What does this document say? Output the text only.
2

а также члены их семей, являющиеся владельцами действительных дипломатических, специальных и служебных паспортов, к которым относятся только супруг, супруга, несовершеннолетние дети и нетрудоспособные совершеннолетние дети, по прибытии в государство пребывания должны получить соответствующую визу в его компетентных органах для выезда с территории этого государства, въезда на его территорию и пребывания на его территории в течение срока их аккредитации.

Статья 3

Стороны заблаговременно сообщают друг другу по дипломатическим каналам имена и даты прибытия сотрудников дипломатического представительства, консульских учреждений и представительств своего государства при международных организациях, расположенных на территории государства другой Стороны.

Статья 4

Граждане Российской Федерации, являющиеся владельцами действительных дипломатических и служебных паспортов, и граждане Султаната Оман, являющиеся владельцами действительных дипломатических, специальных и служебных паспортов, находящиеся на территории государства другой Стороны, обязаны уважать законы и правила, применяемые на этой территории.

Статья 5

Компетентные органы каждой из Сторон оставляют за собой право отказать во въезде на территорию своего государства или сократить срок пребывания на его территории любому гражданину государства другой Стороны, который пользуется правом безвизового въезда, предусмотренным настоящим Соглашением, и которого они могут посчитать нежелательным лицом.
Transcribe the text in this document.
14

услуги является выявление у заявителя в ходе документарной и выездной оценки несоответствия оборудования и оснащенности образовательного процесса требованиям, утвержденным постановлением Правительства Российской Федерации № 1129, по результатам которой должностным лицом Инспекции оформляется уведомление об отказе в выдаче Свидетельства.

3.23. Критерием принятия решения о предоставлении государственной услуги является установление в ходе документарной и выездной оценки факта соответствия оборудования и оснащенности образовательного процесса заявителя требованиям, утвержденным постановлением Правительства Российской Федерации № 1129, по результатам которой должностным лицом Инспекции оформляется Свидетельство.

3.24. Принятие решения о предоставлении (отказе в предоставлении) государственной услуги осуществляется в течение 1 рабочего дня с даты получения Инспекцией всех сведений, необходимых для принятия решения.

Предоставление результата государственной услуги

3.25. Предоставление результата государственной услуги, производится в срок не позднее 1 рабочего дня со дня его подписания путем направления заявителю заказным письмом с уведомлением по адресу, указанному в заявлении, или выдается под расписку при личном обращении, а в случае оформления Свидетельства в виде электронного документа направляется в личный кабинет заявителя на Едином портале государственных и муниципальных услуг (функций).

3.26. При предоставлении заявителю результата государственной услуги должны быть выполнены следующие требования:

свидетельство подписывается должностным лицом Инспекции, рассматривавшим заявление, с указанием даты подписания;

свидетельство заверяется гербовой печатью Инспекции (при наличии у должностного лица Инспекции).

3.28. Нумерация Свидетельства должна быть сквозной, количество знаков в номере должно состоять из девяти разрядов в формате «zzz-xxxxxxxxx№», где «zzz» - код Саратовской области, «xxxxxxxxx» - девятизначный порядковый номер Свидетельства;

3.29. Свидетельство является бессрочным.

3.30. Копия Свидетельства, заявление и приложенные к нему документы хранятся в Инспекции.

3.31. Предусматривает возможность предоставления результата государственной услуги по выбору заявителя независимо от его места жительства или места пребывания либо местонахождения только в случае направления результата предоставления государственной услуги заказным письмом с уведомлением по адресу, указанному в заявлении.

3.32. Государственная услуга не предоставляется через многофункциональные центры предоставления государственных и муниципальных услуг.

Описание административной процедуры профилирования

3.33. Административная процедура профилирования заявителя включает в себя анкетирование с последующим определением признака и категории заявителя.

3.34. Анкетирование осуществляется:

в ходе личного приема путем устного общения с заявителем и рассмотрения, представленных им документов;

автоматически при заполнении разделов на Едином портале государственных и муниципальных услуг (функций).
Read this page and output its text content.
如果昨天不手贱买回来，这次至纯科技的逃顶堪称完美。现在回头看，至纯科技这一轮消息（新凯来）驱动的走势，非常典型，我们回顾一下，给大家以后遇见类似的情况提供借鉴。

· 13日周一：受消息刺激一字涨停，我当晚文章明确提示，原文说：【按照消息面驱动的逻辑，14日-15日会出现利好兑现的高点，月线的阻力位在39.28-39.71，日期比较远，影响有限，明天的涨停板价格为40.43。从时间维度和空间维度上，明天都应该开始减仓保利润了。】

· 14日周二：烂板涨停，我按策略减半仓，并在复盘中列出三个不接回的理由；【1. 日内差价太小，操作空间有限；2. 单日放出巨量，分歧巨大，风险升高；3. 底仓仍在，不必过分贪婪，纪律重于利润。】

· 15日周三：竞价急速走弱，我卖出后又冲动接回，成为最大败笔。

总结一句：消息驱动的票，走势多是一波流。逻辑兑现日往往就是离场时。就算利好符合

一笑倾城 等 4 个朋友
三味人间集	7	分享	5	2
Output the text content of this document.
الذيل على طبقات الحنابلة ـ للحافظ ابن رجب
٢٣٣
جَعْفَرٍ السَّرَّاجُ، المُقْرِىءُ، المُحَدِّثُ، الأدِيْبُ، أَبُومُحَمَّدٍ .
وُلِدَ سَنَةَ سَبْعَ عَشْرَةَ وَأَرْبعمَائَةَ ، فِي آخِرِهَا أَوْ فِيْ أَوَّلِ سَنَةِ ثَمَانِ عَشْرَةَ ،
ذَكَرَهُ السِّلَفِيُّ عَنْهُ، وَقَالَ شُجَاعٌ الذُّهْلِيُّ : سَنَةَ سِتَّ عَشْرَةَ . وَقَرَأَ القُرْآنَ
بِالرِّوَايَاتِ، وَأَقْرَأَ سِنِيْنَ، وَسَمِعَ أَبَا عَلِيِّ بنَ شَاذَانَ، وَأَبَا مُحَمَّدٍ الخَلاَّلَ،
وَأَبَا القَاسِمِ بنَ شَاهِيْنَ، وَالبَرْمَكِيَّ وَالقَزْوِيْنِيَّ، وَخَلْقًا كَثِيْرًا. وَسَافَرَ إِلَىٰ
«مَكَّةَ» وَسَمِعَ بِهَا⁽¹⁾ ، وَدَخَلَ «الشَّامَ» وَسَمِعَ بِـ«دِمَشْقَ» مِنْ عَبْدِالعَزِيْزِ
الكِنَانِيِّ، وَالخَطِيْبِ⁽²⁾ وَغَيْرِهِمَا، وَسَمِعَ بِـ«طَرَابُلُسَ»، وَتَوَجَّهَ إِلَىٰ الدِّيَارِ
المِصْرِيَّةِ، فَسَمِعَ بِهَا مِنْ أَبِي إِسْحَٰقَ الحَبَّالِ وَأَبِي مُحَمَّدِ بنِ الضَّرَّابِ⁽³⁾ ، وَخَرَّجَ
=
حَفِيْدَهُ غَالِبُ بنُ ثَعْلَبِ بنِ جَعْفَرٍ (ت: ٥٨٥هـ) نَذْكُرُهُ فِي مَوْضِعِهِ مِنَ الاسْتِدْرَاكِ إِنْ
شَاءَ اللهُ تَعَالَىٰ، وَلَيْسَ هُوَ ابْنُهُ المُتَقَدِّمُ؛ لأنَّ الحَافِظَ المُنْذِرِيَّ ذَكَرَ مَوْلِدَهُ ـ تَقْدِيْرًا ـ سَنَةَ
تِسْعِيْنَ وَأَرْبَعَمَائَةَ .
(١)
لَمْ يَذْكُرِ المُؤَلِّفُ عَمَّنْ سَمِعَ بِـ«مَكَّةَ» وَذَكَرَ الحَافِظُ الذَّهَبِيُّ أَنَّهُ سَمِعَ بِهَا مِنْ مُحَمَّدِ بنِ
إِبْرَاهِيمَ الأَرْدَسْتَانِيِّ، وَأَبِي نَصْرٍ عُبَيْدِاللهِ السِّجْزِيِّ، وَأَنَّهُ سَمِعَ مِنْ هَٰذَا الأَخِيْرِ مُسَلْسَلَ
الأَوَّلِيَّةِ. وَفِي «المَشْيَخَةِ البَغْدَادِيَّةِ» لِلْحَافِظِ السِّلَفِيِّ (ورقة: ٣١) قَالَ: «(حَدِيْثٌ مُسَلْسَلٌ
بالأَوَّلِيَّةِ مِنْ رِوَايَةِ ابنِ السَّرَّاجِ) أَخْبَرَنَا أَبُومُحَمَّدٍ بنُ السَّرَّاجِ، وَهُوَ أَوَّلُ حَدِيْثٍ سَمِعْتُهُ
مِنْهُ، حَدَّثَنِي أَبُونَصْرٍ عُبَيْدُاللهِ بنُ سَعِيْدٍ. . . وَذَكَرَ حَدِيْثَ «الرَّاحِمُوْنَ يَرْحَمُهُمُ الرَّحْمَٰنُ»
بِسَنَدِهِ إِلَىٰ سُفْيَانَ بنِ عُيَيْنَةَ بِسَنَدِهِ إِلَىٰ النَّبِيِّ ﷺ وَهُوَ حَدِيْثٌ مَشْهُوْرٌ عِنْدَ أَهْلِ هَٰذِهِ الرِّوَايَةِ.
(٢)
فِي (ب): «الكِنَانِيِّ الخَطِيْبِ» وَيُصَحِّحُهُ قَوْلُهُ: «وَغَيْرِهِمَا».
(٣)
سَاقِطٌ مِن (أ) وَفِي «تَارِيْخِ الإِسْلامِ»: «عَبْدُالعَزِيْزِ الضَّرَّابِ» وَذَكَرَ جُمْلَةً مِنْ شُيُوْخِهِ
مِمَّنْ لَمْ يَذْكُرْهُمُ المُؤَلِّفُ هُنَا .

Required work:
Provide the count, and nothing else, of lines in the data above where the word "осуществляется" occurs.

Exercise answer:
2